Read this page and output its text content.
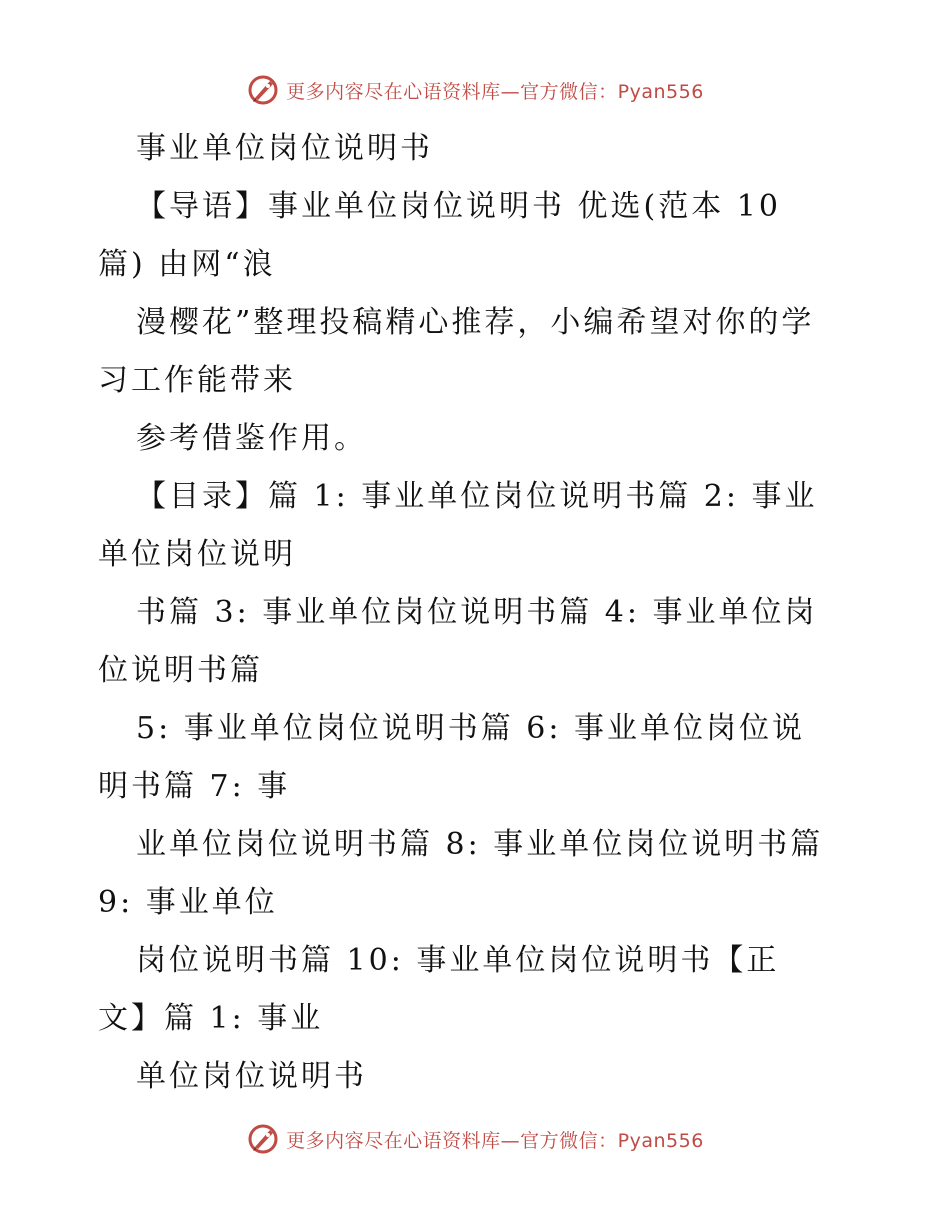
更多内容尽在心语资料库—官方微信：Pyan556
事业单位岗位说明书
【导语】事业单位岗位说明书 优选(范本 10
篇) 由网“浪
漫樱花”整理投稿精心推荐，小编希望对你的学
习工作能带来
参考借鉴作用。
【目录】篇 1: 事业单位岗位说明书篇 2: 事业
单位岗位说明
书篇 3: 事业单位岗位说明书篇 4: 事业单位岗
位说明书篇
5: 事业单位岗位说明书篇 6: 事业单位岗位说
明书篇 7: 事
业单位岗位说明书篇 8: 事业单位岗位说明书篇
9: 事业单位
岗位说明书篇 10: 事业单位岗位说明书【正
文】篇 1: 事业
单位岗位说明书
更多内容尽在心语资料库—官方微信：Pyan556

__DO THIS__
Write out the listing above again, exactly, but with no pictures in the copy.

__FULL RESPONSE__
Read this page and output its text content.
更多内容尽在心语资料库—官方微信：Pyan556
事业单位岗位说明书
【导语】事业单位岗位说明书 优选(范本 10
篇) 由网“浪
漫樱花”整理投稿精心推荐，小编希望对你的学
习工作能带来
参考借鉴作用。
【目录】篇 1: 事业单位岗位说明书篇 2: 事业
单位岗位说明
书篇 3: 事业单位岗位说明书篇 4: 事业单位岗
位说明书篇
5: 事业单位岗位说明书篇 6: 事业单位岗位说
明书篇 7: 事
业单位岗位说明书篇 8: 事业单位岗位说明书篇
9: 事业单位
岗位说明书篇 10: 事业单位岗位说明书【正
文】篇 1: 事业
单位岗位说明书
更多内容尽在心语资料库—官方微信：Pyan556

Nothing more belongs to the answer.